▶ _EXERCISE GOAL_: Of all the lines in this data, how many include "studenta"? Respond with the number only.

▶ _DATA RECORDS_:
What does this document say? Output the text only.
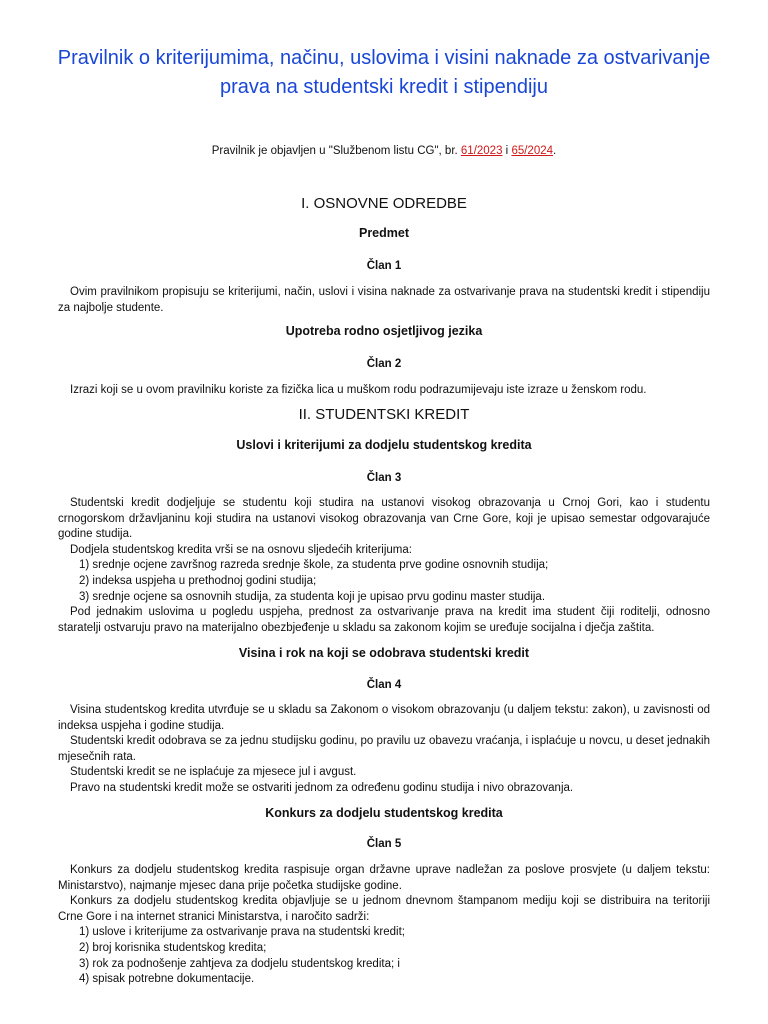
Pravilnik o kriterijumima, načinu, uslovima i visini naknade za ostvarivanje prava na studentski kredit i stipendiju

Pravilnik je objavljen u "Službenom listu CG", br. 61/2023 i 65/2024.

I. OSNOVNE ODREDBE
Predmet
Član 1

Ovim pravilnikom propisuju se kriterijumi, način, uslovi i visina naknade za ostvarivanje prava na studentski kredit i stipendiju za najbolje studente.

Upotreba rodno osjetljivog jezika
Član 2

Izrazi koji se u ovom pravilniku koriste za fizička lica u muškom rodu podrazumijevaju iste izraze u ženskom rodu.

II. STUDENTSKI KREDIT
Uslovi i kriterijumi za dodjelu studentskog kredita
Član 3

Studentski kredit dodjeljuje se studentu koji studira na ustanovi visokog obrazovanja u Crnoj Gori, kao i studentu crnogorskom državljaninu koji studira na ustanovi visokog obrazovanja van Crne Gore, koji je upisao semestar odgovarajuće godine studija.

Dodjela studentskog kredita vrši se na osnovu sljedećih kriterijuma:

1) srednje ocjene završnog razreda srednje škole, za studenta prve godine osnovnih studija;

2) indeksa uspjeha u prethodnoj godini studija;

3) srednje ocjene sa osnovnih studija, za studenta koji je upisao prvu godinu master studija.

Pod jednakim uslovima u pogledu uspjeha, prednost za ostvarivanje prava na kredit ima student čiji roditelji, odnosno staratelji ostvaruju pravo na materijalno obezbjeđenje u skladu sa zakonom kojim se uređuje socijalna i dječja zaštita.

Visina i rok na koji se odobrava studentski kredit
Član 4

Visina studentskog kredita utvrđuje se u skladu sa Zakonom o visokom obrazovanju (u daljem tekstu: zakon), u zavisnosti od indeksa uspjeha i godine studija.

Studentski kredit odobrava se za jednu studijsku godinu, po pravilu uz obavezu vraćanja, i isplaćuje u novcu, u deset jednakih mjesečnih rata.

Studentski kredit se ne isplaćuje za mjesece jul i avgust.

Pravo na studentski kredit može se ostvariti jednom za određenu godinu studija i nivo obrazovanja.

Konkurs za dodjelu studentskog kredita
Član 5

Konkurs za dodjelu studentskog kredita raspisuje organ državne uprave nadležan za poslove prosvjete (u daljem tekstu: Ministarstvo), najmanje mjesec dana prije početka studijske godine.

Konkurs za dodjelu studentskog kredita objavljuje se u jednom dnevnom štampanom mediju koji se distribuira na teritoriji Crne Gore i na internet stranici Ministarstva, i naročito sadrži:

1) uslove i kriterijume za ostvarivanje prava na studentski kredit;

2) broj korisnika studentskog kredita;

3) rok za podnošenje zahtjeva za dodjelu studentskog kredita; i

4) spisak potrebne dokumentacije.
...
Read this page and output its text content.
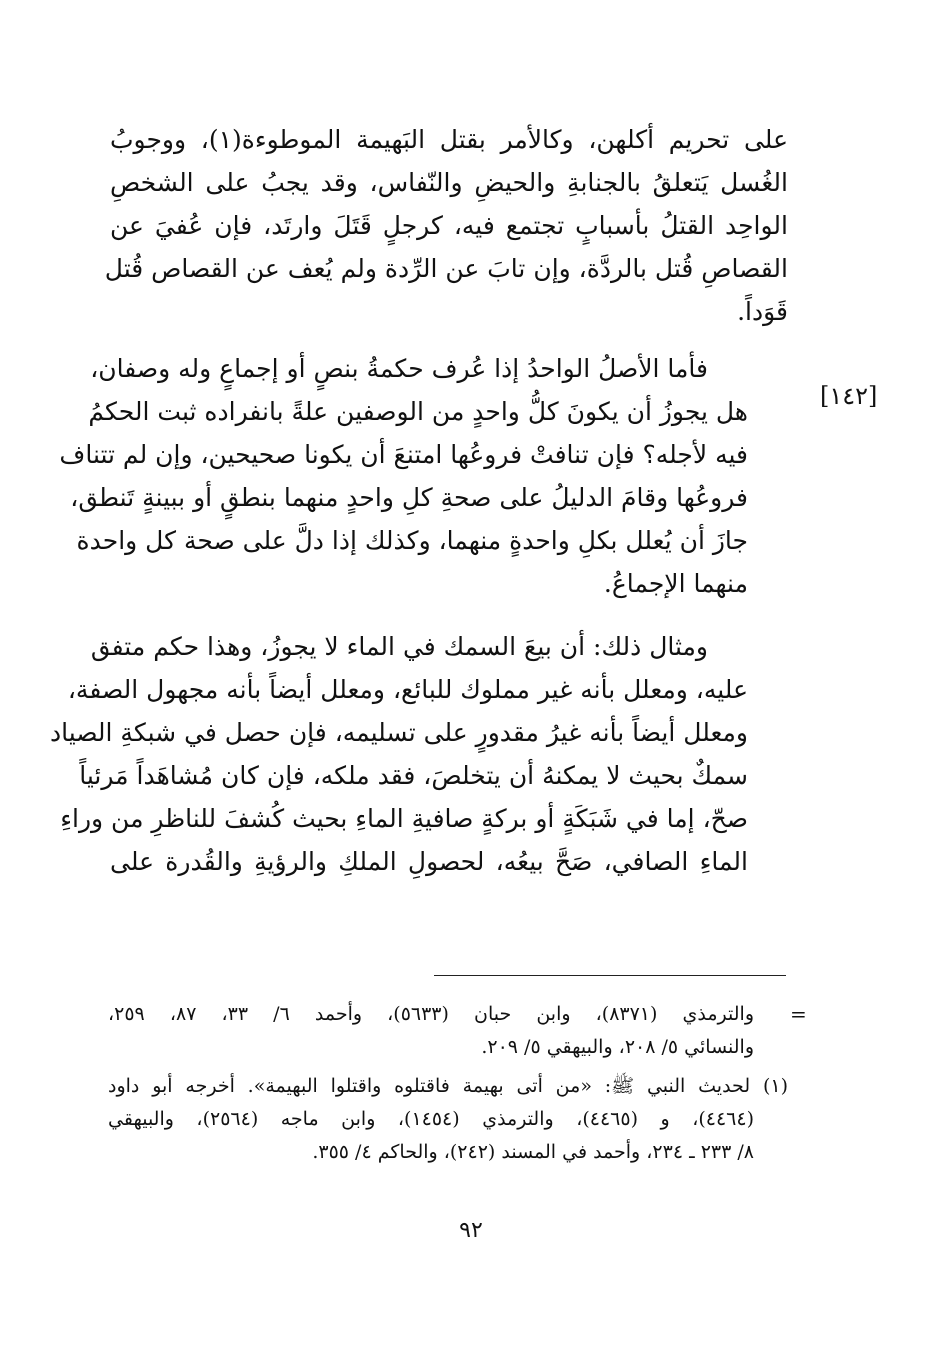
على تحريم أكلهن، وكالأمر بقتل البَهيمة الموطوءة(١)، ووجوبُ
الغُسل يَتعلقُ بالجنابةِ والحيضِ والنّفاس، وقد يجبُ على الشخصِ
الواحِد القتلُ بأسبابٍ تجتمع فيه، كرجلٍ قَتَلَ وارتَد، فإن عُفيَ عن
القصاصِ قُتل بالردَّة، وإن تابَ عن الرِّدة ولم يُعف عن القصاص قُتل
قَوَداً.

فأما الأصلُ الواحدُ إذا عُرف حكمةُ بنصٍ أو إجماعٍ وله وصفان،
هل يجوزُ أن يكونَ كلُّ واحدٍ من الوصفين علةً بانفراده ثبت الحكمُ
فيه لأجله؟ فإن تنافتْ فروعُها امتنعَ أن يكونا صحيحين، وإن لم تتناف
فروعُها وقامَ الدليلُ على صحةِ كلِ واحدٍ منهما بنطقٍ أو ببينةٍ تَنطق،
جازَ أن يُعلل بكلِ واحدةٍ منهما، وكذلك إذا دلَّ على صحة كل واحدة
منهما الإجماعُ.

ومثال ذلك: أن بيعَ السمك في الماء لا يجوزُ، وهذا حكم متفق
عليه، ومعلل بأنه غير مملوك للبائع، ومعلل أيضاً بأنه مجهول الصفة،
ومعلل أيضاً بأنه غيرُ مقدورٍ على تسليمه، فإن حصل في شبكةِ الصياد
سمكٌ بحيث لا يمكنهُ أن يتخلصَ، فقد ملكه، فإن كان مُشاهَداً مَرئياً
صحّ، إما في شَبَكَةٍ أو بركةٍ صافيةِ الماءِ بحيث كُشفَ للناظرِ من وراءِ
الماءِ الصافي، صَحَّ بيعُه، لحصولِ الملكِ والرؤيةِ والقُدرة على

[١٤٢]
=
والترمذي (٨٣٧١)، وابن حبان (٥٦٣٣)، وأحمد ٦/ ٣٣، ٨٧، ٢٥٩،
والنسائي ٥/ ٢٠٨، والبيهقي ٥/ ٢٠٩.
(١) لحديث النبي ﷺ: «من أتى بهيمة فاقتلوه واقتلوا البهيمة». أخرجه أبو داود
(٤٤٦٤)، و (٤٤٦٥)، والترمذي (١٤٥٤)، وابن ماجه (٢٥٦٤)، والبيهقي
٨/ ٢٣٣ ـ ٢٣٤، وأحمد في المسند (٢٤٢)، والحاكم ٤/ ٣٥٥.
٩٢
==
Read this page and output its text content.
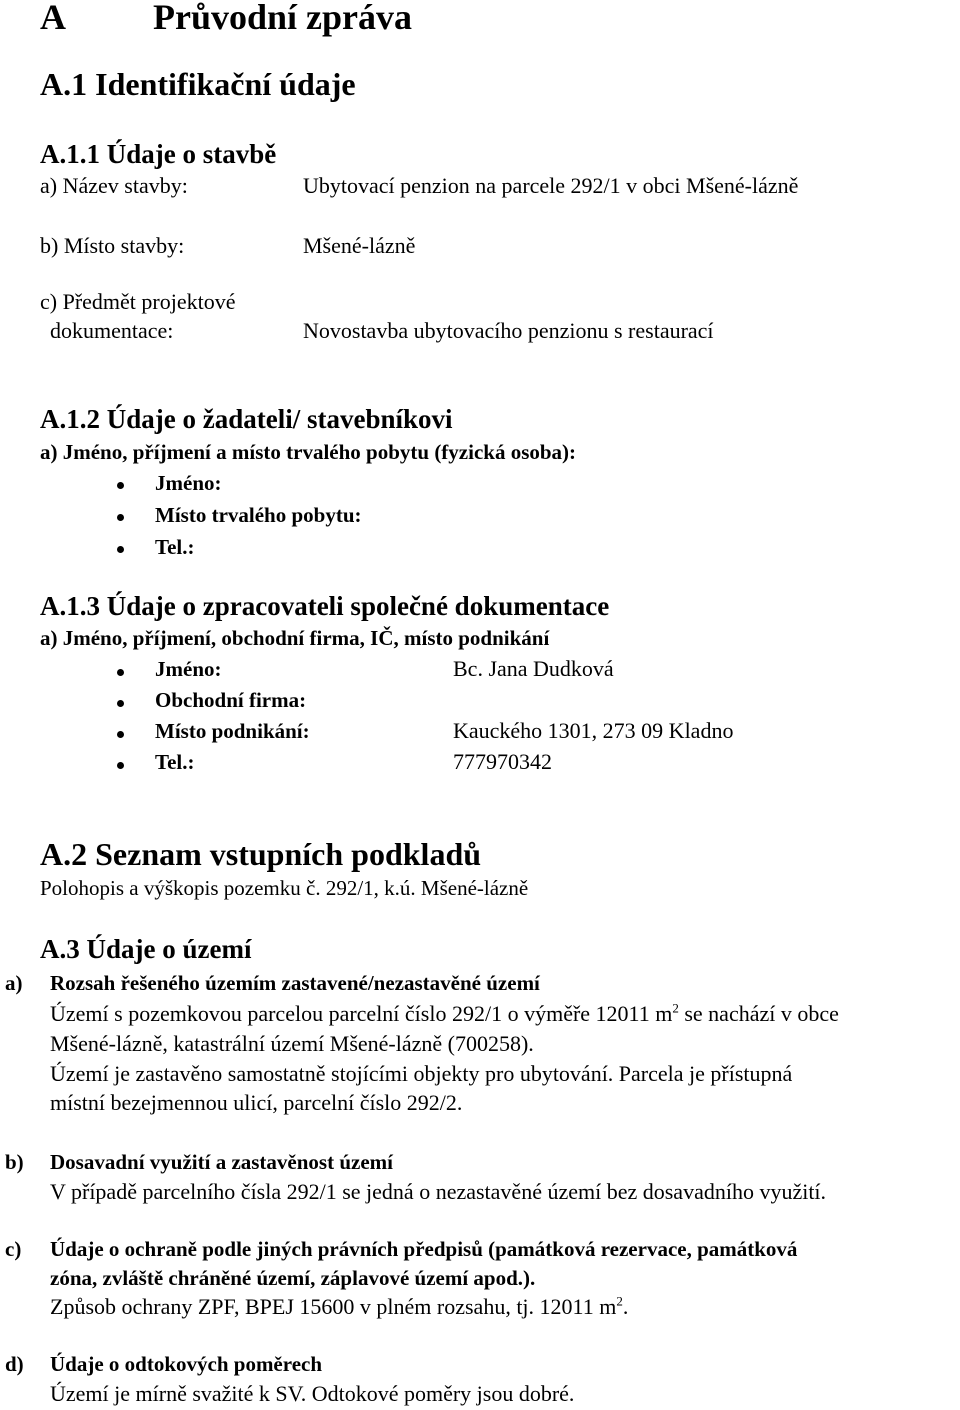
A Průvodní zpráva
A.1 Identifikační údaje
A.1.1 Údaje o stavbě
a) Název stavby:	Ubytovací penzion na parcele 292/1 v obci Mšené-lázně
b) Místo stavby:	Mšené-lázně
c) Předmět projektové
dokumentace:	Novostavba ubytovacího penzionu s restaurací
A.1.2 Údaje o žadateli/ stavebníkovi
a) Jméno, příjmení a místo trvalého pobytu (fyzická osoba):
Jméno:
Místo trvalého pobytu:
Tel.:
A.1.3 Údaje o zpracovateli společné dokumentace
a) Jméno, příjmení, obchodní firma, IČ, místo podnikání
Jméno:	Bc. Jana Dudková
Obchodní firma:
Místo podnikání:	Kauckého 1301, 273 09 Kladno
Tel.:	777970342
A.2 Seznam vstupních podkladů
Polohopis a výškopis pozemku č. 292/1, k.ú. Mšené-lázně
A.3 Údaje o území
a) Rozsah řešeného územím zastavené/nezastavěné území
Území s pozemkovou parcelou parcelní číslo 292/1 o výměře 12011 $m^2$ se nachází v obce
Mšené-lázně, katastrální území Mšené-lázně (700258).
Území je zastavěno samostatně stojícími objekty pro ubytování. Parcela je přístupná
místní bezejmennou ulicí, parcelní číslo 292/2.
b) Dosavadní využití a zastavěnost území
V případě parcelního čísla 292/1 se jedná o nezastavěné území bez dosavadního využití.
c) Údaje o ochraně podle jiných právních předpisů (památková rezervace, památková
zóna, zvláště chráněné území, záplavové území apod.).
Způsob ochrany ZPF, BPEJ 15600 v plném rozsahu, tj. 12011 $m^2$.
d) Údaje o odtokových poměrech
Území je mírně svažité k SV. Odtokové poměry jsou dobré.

▶ _RESPONSE_: 2